• _YOUR TASK_:
Gather up the lines with the word "name" in them.

• _Structured figure records_:
%%
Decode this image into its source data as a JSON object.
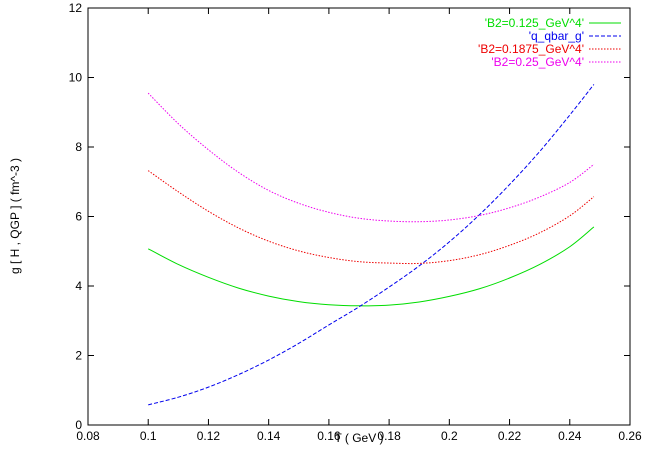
{
  "chart_data": {
    "type": "line",
    "title": "",
    "xlabel": "T ( GeV )",
    "ylabel": "g [ H , QGP ] ( fm^-3 )",
    "xlim": [
      0.08,
      0.26
    ],
    "ylim": [
      0,
      12
    ],
    "xticks": [
      0.08,
      0.1,
      0.12,
      0.14,
      0.16,
      0.18,
      0.2,
      0.22,
      0.24,
      0.26
    ],
    "yticks": [
      0,
      2,
      4,
      6,
      8,
      10,
      12
    ],
    "xtick_labels": [
      "0.08",
      "0.1",
      "0.12",
      "0.14",
      "0.16",
      "0.18",
      "0.2",
      "0.22",
      "0.24",
      "0.26"
    ],
    "ytick_labels": [
      "0",
      "2",
      "4",
      "6",
      "8",
      "10",
      "12"
    ],
    "grid": false,
    "legend_position": "top-right",
    "series": [
      {
        "name": "'B2=0.125_GeV^4'",
        "color": "#00dd00",
        "dash": "solid",
        "x": [
          0.1,
          0.11,
          0.12,
          0.13,
          0.14,
          0.15,
          0.16,
          0.17,
          0.18,
          0.19,
          0.2,
          0.21,
          0.22,
          0.23,
          0.24,
          0.248
        ],
        "y": [
          5.07,
          4.62,
          4.25,
          3.94,
          3.71,
          3.55,
          3.46,
          3.43,
          3.45,
          3.54,
          3.7,
          3.92,
          4.23,
          4.62,
          5.13,
          5.7
        ]
      },
      {
        "name": "'q_qbar_g'",
        "color": "#0000ee",
        "dash": "dashed",
        "x": [
          0.1,
          0.11,
          0.12,
          0.13,
          0.14,
          0.15,
          0.16,
          0.17,
          0.18,
          0.19,
          0.2,
          0.21,
          0.22,
          0.23,
          0.24,
          0.248
        ],
        "y": [
          0.58,
          0.8,
          1.09,
          1.45,
          1.87,
          2.35,
          2.88,
          3.4,
          3.97,
          4.58,
          5.27,
          6.05,
          6.92,
          7.87,
          8.92,
          9.8
        ]
      },
      {
        "name": "'B2=0.1875_GeV^4'",
        "color": "#ee0000",
        "dash": "dotted",
        "x": [
          0.1,
          0.11,
          0.12,
          0.13,
          0.14,
          0.15,
          0.16,
          0.17,
          0.18,
          0.19,
          0.2,
          0.21,
          0.22,
          0.23,
          0.24,
          0.248
        ],
        "y": [
          7.32,
          6.71,
          6.15,
          5.67,
          5.29,
          5.01,
          4.82,
          4.7,
          4.66,
          4.65,
          4.73,
          4.9,
          5.17,
          5.53,
          6.02,
          6.57
        ]
      },
      {
        "name": "'B2=0.25_GeV^4'",
        "color": "#ee00ee",
        "dash": "dotted",
        "x": [
          0.1,
          0.11,
          0.12,
          0.13,
          0.14,
          0.15,
          0.16,
          0.17,
          0.18,
          0.19,
          0.2,
          0.21,
          0.22,
          0.23,
          0.24,
          0.248
        ],
        "y": [
          9.55,
          8.67,
          7.92,
          7.27,
          6.75,
          6.38,
          6.12,
          5.95,
          5.87,
          5.85,
          5.9,
          6.03,
          6.25,
          6.56,
          6.98,
          7.5
        ]
      }
    ]
  }
}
%%
• _ANSWER FOR THE TASK_:
        "name": "'B2=0.125_GeV^4'",
        "name": "'q_qbar_g'",
        "name": "'B2=0.1875_GeV^4'",
        "name": "'B2=0.25_GeV^4'",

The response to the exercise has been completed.